→ **Available data**
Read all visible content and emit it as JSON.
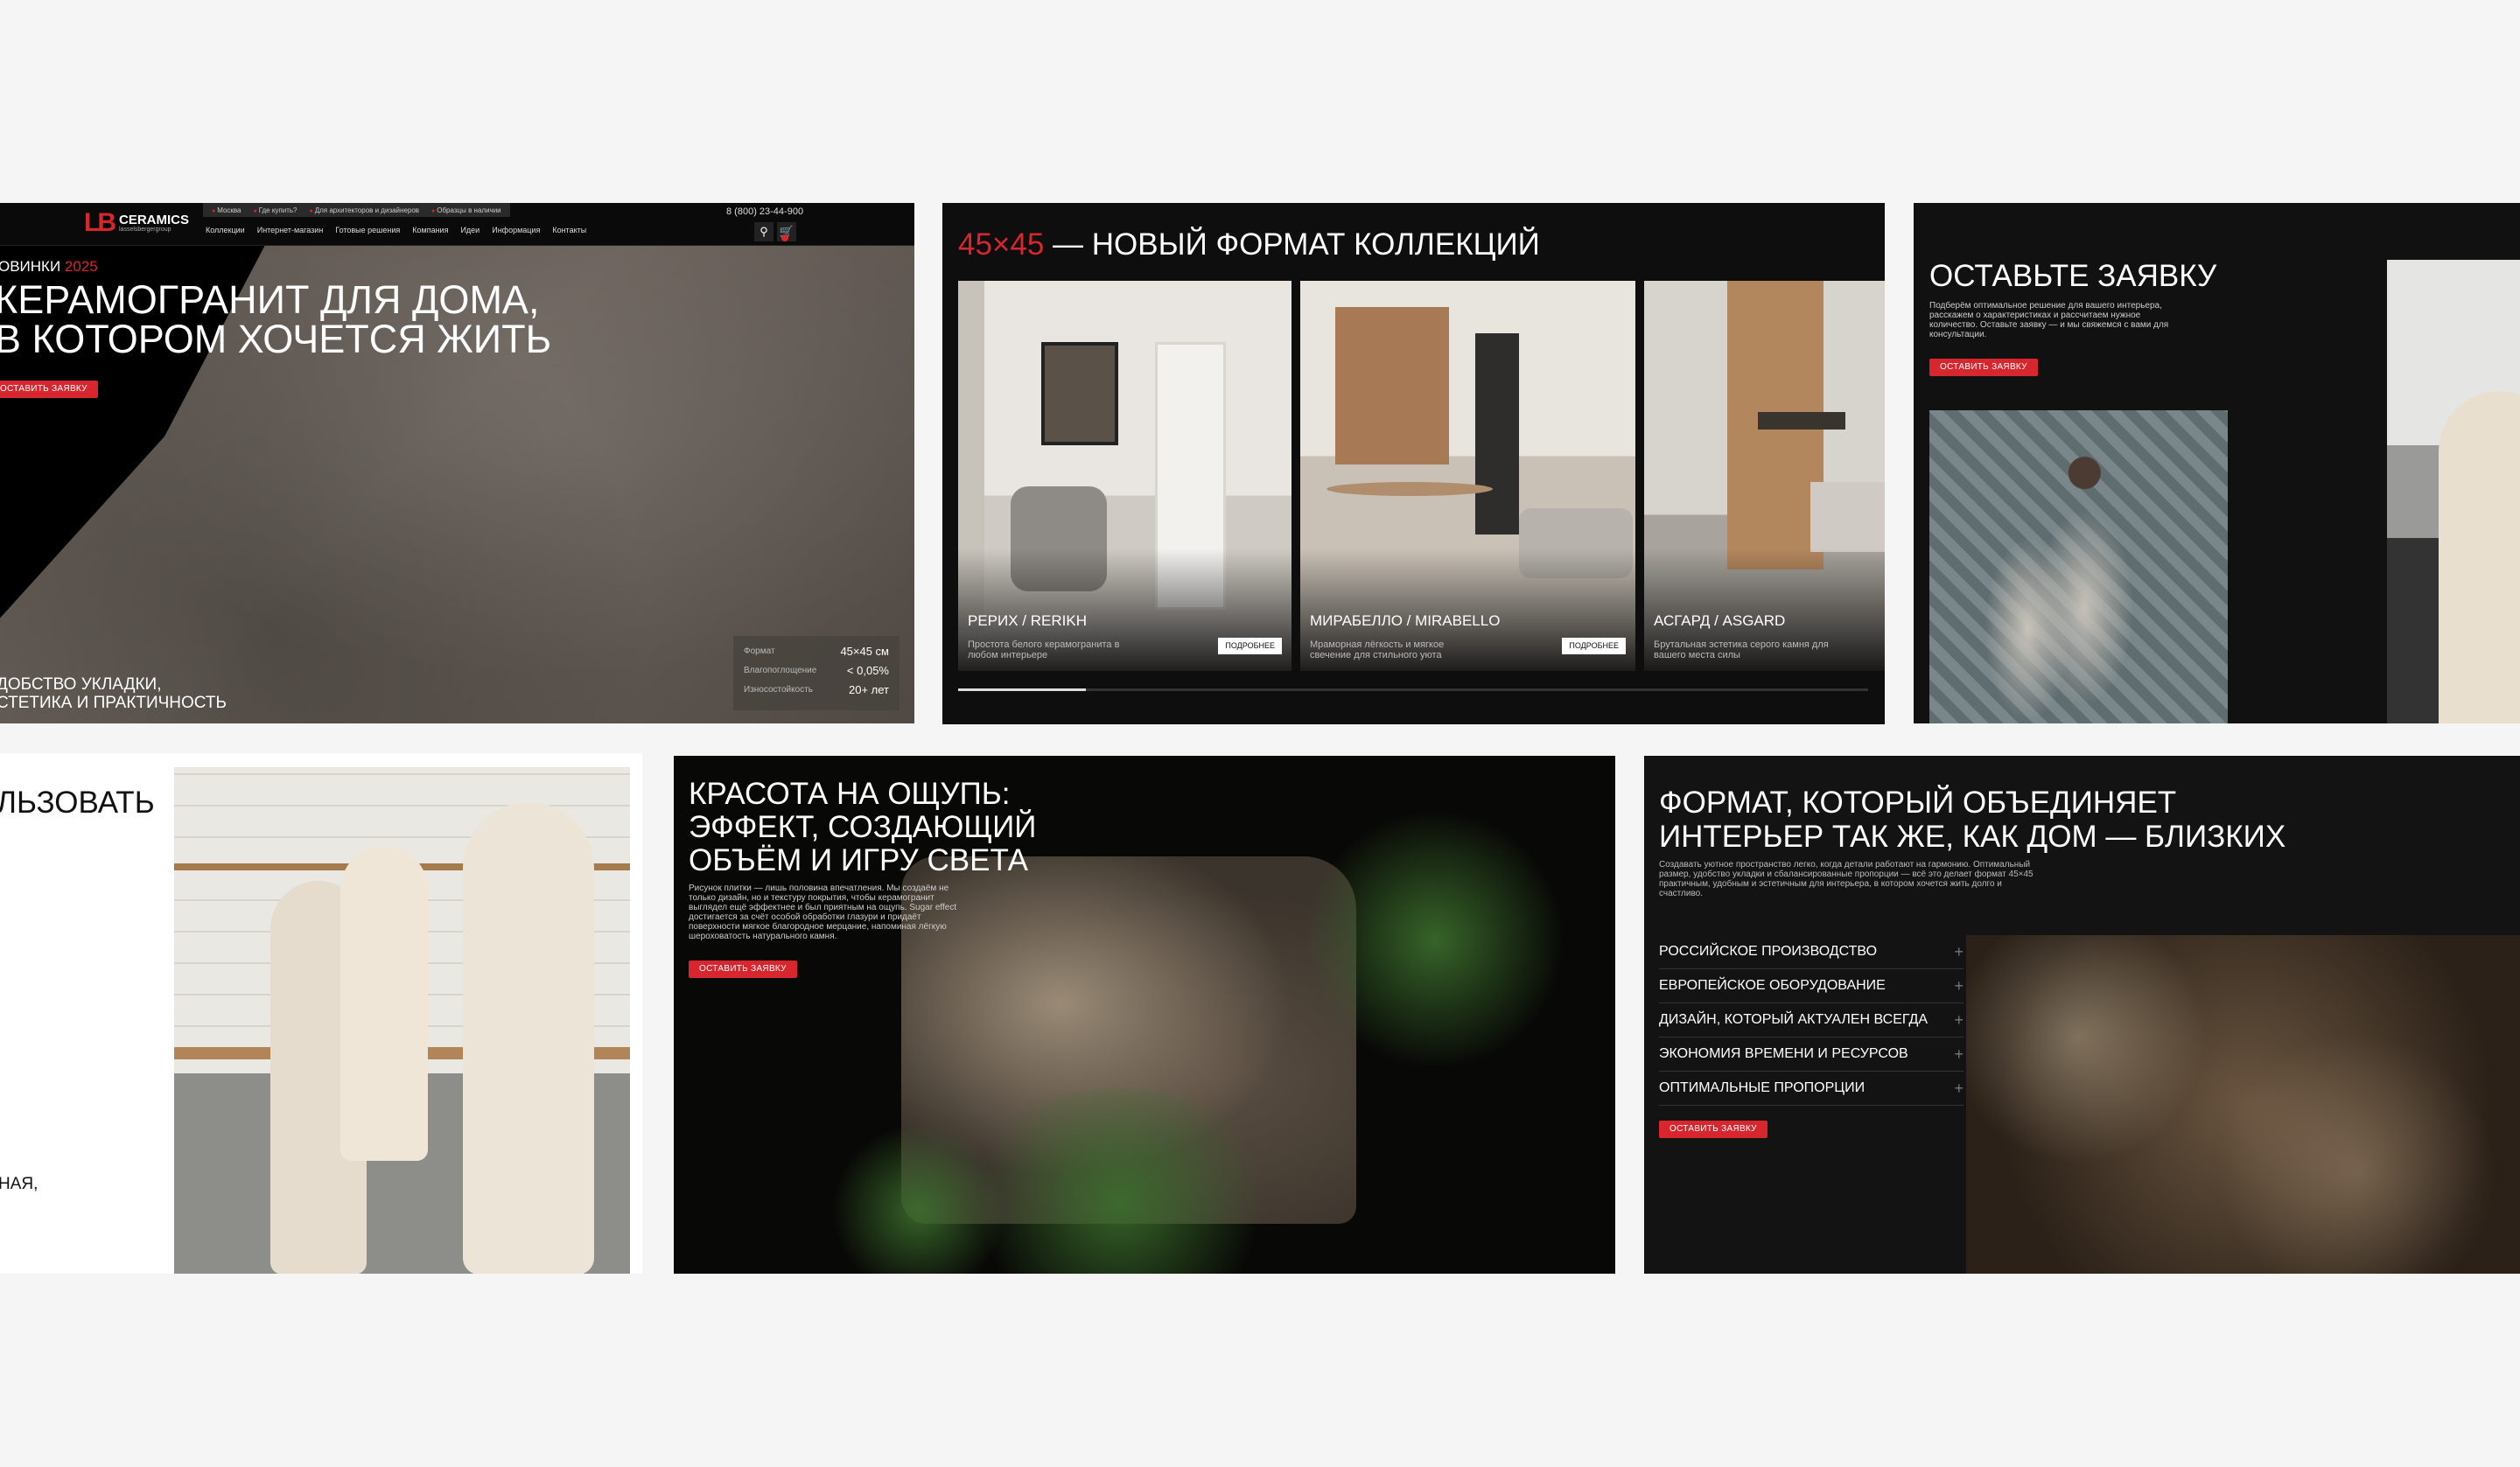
{
  "hero": {
    "logo_mark": "LB",
    "logo_word": "CERAMICS",
    "logo_sub": "lasselsbergergroup",
    "util_links": [
      "Москва",
      "Где купить?",
      "Для архитекторов и дизайнеров",
      "Образцы в наличии"
    ],
    "nav": [
      "Коллекции",
      "Интернет-магазин",
      "Готовые решения",
      "Компания",
      "Идеи",
      "Информация",
      "Контакты"
    ],
    "phone": "8 (800) 23-44-900",
    "tag_prefix": "ОВИНКИ",
    "tag_year": "2025",
    "headline_line1": "КЕРАМОГРАНИТ ДЛЯ ДОМА,",
    "headline_line2": "В КОТОРОМ ХОЧЕТСЯ ЖИТЬ",
    "cta": "ОСТАВИТЬ ЗАЯВКУ",
    "specs": [
      {
        "k": "Формат",
        "v": "45×45 см"
      },
      {
        "k": "Влагопоглощение",
        "v": "< 0,05%"
      },
      {
        "k": "Износостойкость",
        "v": "20+ лет"
      }
    ],
    "bottom_line1": "ДОБСТВО УКЛАДКИ,",
    "bottom_line2": "СТЕТИКА И ПРАКТИЧНОСТЬ"
  },
  "collections": {
    "title_accent": "45×45",
    "title_rest": " — НОВЫЙ ФОРМАТ КОЛЛЕКЦИЙ",
    "cards": [
      {
        "name": "РЕРИХ / RERIKH",
        "desc": "Простота белого керамогранита в любом интерьере",
        "more": "ПОДРОБНЕЕ"
      },
      {
        "name": "МИРАБЕЛЛО / MIRABELLO",
        "desc": "Мраморная лёгкость и мягкое свечение для стильного уюта",
        "more": "ПОДРОБНЕЕ"
      },
      {
        "name": "АСГАРД / ASGARD",
        "desc": "Брутальная эстетика серого камня для вашего места силы",
        "more": ""
      }
    ],
    "progress": 0.14
  },
  "request": {
    "title": "ОСТАВЬТЕ ЗАЯВКУ",
    "text": "Подберём оптимальное решение для вашего интерьера, расскажем о характеристиках и рассчитаем нужное количество. Оставьте заявку — и мы свяжемся с вами для консультации.",
    "cta": "ОСТАВИТЬ ЗАЯВКУ"
  },
  "family": {
    "title_fragment": "ЛЬЗОВАТЬ",
    "text_fragment": "НАЯ,"
  },
  "beauty": {
    "title_line1": "КРАСОТА НА ОЩУПЬ:",
    "title_line2": "ЭФФЕКТ, СОЗДАЮЩИЙ",
    "title_line3": "ОБЪЁМ И ИГРУ СВЕТА",
    "text": "Рисунок плитки — лишь половина впечатления. Мы создаём не только дизайн, но и текстуру покрытия, чтобы керамогранит выглядел ещё эффектнее и был приятным на ощупь. Sugar effect достигается за счёт особой обработки глазури и придаёт поверхности мягкое благородное мерцание, напоминая лёгкую шероховатость натурального камня.",
    "cta": "ОСТАВИТЬ ЗАЯВКУ"
  },
  "format": {
    "title_line1": "ФОРМАТ, КОТОРЫЙ ОБЪЕДИНЯЕТ",
    "title_line2": "ИНТЕРЬЕР ТАК ЖЕ, КАК ДОМ — БЛИЗКИХ",
    "text": "Создавать уютное пространство легко, когда детали работают на гармонию. Оптимальный размер, удобство укладки и сбалансированные пропорции — всё это делает формат 45×45 практичным, удобным и эстетичным для интерьера, в котором хочется жить долго и счастливо.",
    "items": [
      "РОССИЙСКОЕ ПРОИЗВОДСТВО",
      "ЕВРОПЕЙСКОЕ ОБОРУДОВАНИЕ",
      "ДИЗАЙН, КОТОРЫЙ АКТУАЛЕН ВСЕГДА",
      "ЭКОНОМИЯ ВРЕМЕНИ И РЕСУРСОВ",
      "ОПТИМАЛЬНЫЕ ПРОПОРЦИИ"
    ],
    "cta": "ОСТАВИТЬ ЗАЯВКУ"
  }
}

→ **Required work**
Return every line from the records above that holds the word "name".

→ **Finished exercise**
        "name": "РЕРИХ / RERIKH",
        "name": "МИРАБЕЛЛО / MIRABELLO",
        "name": "АСГАРД / ASGARD",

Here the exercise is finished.